[Extracted data entries]
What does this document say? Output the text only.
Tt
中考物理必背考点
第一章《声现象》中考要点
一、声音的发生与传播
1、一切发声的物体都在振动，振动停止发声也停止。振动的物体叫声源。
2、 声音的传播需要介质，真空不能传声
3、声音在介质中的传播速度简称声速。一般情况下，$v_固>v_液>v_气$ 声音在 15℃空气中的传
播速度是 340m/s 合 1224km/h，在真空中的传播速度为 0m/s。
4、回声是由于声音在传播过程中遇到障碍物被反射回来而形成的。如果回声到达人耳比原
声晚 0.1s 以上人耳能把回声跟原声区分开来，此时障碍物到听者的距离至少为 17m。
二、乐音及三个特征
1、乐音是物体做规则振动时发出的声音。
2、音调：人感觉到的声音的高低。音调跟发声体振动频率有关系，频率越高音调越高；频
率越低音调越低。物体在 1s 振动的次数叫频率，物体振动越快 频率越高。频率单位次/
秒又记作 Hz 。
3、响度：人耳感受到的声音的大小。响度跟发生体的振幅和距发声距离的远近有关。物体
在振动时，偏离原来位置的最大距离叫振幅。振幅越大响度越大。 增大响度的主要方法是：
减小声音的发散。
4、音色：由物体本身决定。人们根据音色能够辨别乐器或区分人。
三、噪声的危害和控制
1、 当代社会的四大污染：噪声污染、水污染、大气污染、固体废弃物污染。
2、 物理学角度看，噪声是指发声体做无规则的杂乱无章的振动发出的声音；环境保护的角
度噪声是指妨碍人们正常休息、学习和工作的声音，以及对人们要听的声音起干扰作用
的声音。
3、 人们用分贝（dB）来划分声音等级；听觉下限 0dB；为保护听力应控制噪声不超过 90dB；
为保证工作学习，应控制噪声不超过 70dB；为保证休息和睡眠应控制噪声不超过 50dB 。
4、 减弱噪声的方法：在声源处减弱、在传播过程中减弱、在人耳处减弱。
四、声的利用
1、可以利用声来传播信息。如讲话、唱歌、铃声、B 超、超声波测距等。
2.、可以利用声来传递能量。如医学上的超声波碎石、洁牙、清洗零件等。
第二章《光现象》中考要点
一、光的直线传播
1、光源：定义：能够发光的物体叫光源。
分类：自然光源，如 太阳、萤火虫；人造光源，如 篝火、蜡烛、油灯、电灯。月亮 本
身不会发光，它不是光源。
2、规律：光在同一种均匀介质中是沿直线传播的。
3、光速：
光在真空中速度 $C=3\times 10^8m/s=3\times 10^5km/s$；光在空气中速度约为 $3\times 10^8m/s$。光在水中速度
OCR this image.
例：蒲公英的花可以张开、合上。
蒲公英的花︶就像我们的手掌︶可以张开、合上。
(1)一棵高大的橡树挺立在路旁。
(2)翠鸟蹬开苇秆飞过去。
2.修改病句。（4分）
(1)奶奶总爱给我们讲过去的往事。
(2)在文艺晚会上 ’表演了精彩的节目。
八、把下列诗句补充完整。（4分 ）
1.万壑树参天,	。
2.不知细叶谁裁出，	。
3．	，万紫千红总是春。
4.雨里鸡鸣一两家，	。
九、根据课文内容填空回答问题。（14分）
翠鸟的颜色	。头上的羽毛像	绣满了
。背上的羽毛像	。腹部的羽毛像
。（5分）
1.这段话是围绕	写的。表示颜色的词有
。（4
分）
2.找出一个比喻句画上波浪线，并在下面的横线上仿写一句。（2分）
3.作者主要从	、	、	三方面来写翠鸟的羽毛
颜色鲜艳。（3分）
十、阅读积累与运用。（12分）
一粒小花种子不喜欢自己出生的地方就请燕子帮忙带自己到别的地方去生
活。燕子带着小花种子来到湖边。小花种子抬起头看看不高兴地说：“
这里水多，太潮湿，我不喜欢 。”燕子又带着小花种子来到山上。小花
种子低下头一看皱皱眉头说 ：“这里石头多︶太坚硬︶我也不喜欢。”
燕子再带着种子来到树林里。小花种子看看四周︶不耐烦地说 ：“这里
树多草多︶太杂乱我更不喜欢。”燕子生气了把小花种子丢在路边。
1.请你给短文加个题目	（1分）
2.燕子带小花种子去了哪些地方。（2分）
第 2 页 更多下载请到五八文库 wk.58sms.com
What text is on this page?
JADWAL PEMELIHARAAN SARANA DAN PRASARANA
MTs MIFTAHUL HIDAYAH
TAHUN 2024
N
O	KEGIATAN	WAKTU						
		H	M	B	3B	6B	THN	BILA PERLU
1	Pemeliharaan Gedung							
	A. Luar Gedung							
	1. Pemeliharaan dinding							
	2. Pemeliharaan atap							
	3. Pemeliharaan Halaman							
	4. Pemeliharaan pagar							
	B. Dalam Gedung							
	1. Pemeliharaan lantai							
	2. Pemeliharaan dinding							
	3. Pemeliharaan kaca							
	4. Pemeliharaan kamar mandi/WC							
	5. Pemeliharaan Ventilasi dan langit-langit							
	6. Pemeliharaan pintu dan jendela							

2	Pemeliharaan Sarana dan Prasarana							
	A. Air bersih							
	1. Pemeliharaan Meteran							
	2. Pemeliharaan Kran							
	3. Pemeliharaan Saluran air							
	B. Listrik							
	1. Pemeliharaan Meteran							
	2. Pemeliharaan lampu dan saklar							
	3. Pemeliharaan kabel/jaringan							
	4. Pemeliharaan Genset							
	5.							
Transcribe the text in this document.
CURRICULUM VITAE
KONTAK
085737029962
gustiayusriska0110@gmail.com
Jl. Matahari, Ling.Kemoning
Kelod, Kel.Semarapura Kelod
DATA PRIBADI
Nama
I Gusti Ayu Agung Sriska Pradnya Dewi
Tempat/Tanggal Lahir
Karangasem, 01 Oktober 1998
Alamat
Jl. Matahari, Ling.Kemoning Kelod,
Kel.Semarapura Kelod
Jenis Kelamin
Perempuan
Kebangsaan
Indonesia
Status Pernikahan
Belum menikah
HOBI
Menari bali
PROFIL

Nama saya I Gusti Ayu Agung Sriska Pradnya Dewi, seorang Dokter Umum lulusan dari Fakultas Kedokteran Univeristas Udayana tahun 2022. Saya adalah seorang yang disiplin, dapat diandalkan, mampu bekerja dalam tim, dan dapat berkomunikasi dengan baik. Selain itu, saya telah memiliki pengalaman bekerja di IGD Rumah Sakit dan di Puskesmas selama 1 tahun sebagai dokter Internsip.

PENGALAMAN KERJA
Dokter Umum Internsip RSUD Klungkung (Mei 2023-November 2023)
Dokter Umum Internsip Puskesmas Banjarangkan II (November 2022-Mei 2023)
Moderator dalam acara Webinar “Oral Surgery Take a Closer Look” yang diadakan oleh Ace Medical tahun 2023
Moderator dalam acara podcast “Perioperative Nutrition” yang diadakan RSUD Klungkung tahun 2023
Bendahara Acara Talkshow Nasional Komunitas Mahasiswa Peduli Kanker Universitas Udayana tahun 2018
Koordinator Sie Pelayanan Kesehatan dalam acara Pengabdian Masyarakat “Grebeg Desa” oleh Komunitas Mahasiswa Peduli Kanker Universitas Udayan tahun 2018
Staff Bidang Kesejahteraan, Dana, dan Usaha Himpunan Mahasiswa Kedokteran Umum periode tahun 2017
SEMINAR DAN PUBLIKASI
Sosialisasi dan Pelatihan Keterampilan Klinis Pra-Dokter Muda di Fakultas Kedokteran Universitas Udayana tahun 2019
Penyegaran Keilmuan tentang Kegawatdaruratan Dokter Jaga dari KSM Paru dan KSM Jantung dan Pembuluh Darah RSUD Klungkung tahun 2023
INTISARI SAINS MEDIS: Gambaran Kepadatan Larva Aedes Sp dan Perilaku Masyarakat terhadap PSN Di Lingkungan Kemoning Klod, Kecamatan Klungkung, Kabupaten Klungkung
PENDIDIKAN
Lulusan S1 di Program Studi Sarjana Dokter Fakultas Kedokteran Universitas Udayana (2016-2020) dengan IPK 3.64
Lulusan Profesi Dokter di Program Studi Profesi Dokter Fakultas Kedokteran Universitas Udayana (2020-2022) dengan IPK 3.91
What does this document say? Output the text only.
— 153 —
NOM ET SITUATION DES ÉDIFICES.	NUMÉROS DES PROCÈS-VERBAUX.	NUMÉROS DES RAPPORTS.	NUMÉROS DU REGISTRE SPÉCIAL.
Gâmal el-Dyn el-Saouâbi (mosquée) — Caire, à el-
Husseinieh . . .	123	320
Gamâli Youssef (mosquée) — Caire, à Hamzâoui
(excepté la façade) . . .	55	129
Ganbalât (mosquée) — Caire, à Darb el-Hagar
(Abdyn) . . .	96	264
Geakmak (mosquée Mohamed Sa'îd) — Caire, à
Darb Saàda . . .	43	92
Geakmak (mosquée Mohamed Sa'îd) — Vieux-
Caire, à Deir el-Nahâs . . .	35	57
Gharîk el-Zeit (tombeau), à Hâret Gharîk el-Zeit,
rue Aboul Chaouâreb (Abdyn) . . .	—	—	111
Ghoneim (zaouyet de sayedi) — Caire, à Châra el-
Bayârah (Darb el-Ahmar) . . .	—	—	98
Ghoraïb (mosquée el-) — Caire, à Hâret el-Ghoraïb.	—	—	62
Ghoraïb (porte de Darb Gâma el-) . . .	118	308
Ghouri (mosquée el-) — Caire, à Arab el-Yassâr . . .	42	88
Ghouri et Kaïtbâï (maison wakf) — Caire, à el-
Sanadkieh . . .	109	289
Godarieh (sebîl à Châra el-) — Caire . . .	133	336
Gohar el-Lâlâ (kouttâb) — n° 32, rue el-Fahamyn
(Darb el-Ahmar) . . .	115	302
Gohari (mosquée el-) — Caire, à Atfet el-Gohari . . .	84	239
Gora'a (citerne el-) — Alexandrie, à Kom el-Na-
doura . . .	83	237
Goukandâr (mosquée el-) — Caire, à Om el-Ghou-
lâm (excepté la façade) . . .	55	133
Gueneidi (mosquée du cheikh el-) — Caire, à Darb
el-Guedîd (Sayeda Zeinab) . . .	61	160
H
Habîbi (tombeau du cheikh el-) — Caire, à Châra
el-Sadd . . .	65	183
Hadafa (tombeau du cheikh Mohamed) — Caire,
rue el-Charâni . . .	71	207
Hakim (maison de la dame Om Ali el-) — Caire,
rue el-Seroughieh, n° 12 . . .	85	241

- _Aim of the task_
Scan the lines for the string "November". Copy out each line that matches.

- _Task result_
Dokter Umum Internsip RSUD Klungkung (Mei 2023-November 2023)
Dokter Umum Internsip Puskesmas Banjarangkan II (November 2022-Mei 2023)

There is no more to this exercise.